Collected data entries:
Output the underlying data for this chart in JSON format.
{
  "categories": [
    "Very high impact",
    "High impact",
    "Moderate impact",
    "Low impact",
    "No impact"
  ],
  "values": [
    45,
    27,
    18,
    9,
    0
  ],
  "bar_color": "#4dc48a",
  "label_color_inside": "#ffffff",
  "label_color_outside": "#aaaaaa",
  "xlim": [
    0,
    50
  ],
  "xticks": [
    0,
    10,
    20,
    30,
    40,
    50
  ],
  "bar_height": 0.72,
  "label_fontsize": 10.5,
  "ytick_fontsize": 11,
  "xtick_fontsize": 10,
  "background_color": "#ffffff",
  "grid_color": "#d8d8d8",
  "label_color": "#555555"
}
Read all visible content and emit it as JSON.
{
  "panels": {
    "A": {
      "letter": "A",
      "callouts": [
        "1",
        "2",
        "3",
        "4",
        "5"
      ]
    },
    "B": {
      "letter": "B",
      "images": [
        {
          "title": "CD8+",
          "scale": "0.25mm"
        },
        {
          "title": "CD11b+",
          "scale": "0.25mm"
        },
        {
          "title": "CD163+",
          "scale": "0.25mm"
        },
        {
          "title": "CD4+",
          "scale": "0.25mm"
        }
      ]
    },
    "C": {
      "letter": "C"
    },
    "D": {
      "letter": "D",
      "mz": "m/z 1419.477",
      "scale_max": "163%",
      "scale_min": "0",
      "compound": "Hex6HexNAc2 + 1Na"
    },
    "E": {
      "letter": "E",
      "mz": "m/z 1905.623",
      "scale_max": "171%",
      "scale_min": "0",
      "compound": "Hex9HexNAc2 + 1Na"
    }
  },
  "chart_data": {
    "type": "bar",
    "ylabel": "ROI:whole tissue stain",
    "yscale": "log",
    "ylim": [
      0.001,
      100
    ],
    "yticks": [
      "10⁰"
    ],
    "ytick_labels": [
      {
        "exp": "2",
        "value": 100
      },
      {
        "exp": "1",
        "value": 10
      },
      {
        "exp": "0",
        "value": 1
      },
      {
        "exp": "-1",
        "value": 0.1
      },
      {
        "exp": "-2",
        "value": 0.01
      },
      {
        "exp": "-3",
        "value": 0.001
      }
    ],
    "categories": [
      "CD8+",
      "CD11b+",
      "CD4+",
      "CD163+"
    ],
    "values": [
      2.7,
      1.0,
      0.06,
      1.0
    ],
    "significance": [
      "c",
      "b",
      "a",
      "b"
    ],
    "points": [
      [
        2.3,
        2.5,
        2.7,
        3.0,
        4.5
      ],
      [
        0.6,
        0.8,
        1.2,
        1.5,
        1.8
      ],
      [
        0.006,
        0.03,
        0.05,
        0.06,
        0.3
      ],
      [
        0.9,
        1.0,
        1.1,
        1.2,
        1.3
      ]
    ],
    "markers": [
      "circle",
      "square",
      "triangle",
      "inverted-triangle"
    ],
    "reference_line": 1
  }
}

— What you should do —
Every line that holds the word "title" counts once; state the total number of such lines and nothing else.

— Problem solution —
4